_Aim_
Pick out each line with the word "label" from the material that follows.

_Records shown_
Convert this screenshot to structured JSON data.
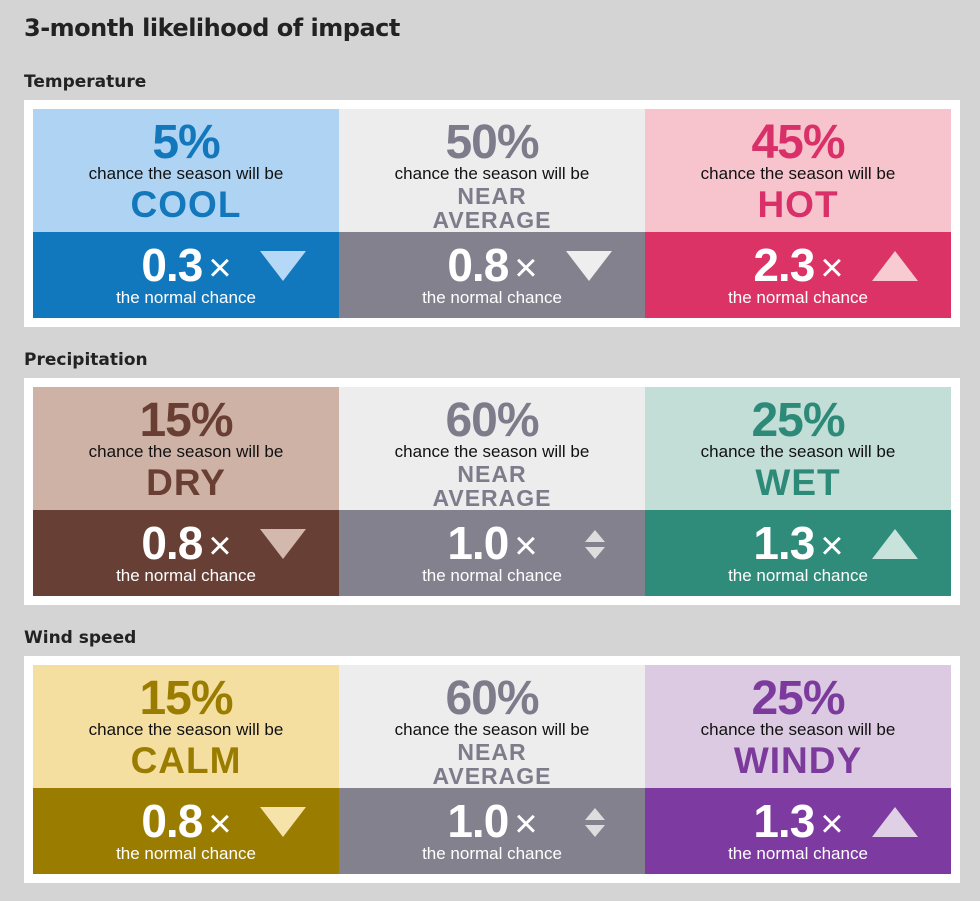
{
  "title": "3-month likelihood of impact",
  "chance_text": "chance the season will be",
  "normal_text": "the normal chance",
  "times": "×",
  "sections": [
    {
      "title": "Temperature",
      "cells": [
        {
          "pct": "5%",
          "label": "COOL",
          "mult": "0.3",
          "arrow": "down",
          "light": "#aed3f3",
          "text": "#1377bc",
          "dark": "#1178bd",
          "tri": "#b4d8f5"
        },
        {
          "pct": "50%",
          "label": "NEAR AVERAGE",
          "mult": "0.8",
          "arrow": "down",
          "light": "#ededed",
          "text": "#7e7c8b",
          "dark": "#83818e",
          "tri": "#eeeeee"
        },
        {
          "pct": "45%",
          "label": "HOT",
          "mult": "2.3",
          "arrow": "up",
          "light": "#f7c3cc",
          "text": "#d9306a",
          "dark": "#db3366",
          "tri": "#f8cbd3"
        }
      ]
    },
    {
      "title": "Precipitation",
      "cells": [
        {
          "pct": "15%",
          "label": "DRY",
          "mult": "0.8",
          "arrow": "down",
          "light": "#cfb2a6",
          "text": "#6a3f33",
          "dark": "#683f35",
          "tri": "#d3b8ad"
        },
        {
          "pct": "60%",
          "label": "NEAR AVERAGE",
          "mult": "1.0",
          "arrow": "both",
          "light": "#ededed",
          "text": "#7e7c8b",
          "dark": "#83818e",
          "tri": "#eeeeee"
        },
        {
          "pct": "25%",
          "label": "WET",
          "mult": "1.3",
          "arrow": "up",
          "light": "#c2ded7",
          "text": "#2e8a78",
          "dark": "#308c7a",
          "tri": "#c8e2dc"
        }
      ]
    },
    {
      "title": "Wind speed",
      "cells": [
        {
          "pct": "15%",
          "label": "CALM",
          "mult": "0.8",
          "arrow": "down",
          "light": "#f4dfa0",
          "text": "#9a7d00",
          "dark": "#9a7d00",
          "tri": "#f6e3aa"
        },
        {
          "pct": "60%",
          "label": "NEAR AVERAGE",
          "mult": "1.0",
          "arrow": "both",
          "light": "#ededed",
          "text": "#7e7c8b",
          "dark": "#83818e",
          "tri": "#eeeeee"
        },
        {
          "pct": "25%",
          "label": "WINDY",
          "mult": "1.3",
          "arrow": "up",
          "light": "#dccae2",
          "text": "#7b3a9c",
          "dark": "#7d3aa0",
          "tri": "#e0d0e6"
        }
      ]
    }
  ]
}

_Task output_
          "label": "COOL",
          "label": "NEAR AVERAGE",
          "label": "HOT",
          "label": "DRY",
          "label": "NEAR AVERAGE",
          "label": "WET",
          "label": "CALM",
          "label": "NEAR AVERAGE",
          "label": "WINDY",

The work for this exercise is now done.